◆ **To do**
Will you output the entries below exactly, skipping every image they contain?

◆ **Records for the task**

──────────

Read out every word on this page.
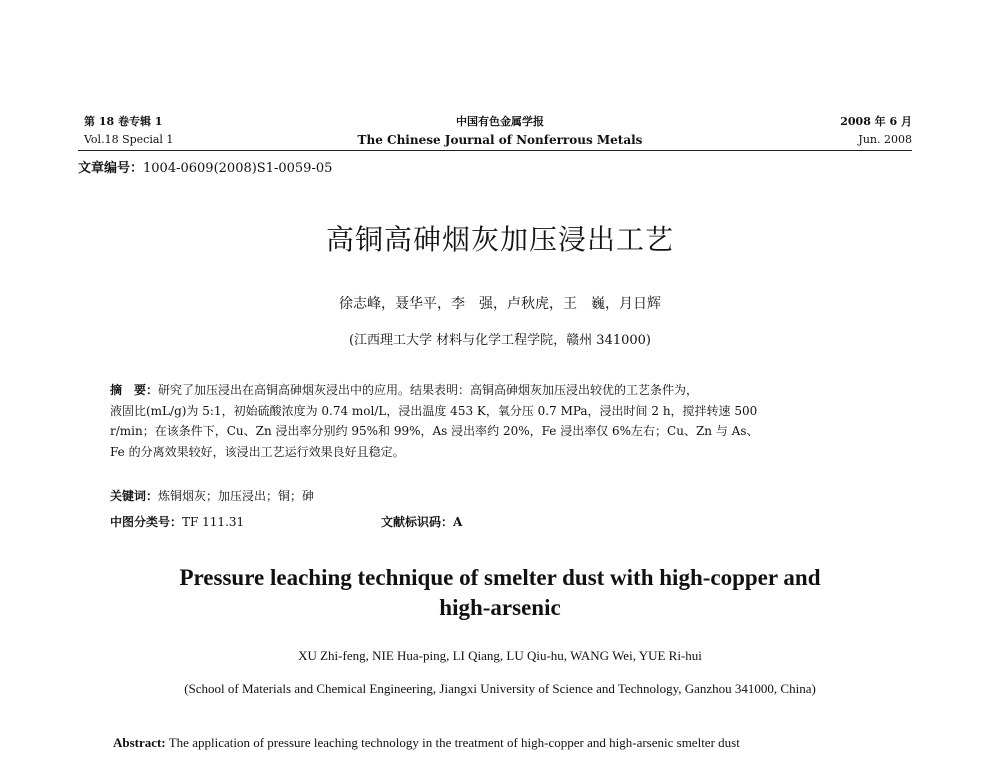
第 18 卷专辑 1	中国有色金属学报	2008 年 6 月
Vol.18 Special 1	The Chinese Journal of Nonferrous Metals	Jun. 2008
文章编号：1004-0609(2008)S1-0059-05
高铜高砷烟灰加压浸出工艺
徐志峰，聂华平，李　强，卢秋虎，王　巍，月日辉
(江西理工大学 材料与化学工程学院，赣州 341000)
摘　要：研究了加压浸出在高铜高砷烟灰浸出中的应用。结果表明：高铜高砷烟灰加压浸出较优的工艺条件为，
液固比(mL/g)为 5:1，初始硫酸浓度为 0.74 mol/L，浸出温度 453 K，氧分压 0.7 MPa，浸出时间 2 h，搅拌转速 500
r/min；在该条件下，Cu、Zn 浸出率分别约 95%和 99%，As 浸出率约 20%，Fe 浸出率仅 6%左右；Cu、Zn 与 As、
Fe 的分离效果较好，该浸出工艺运行效果良好且稳定。
关键词：炼铜烟灰；加压浸出；铜；砷
中图分类号：TF 111.31	文献标识码：A
Pressure leaching technique of smelter dust with high-copper and
high-arsenic
XU Zhi-feng, NIE Hua-ping, LI Qiang, LU Qiu-hu, WANG Wei, YUE Ri-hui
(School of Materials and Chemical Engineering, Jiangxi University of Science and Technology, Ganzhou 341000, China)
Abstract: The application of pressure leaching technology in the treatment of high-copper and high-arsenic smelter dust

──────────

◆ **Answer below**
Read out every word on this page.
第 18 卷专辑 1	中国有色金属学报	2008 年 6 月
Vol.18 Special 1	The Chinese Journal of Nonferrous Metals	Jun. 2008
文章编号：1004-0609(2008)S1-0059-05
高铜高砷烟灰加压浸出工艺
徐志峰，聂华平，李　强，卢秋虎，王　巍，月日辉
(江西理工大学 材料与化学工程学院，赣州 341000)
摘　要：研究了加压浸出在高铜高砷烟灰浸出中的应用。结果表明：高铜高砷烟灰加压浸出较优的工艺条件为，
液固比(mL/g)为 5:1，初始硫酸浓度为 0.74 mol/L，浸出温度 453 K，氧分压 0.7 MPa，浸出时间 2 h，搅拌转速 500
r/min；在该条件下，Cu、Zn 浸出率分别约 95%和 99%，As 浸出率约 20%，Fe 浸出率仅 6%左右；Cu、Zn 与 As、
Fe 的分离效果较好，该浸出工艺运行效果良好且稳定。
关键词：炼铜烟灰；加压浸出；铜；砷
中图分类号：TF 111.31	文献标识码：A
Pressure leaching technique of smelter dust with high-copper and
high-arsenic
XU Zhi-feng, NIE Hua-ping, LI Qiang, LU Qiu-hu, WANG Wei, YUE Ri-hui
(School of Materials and Chemical Engineering, Jiangxi University of Science and Technology, Ganzhou 341000, China)
Abstract: The application of pressure leaching technology in the treatment of high-copper and high-arsenic smelter dust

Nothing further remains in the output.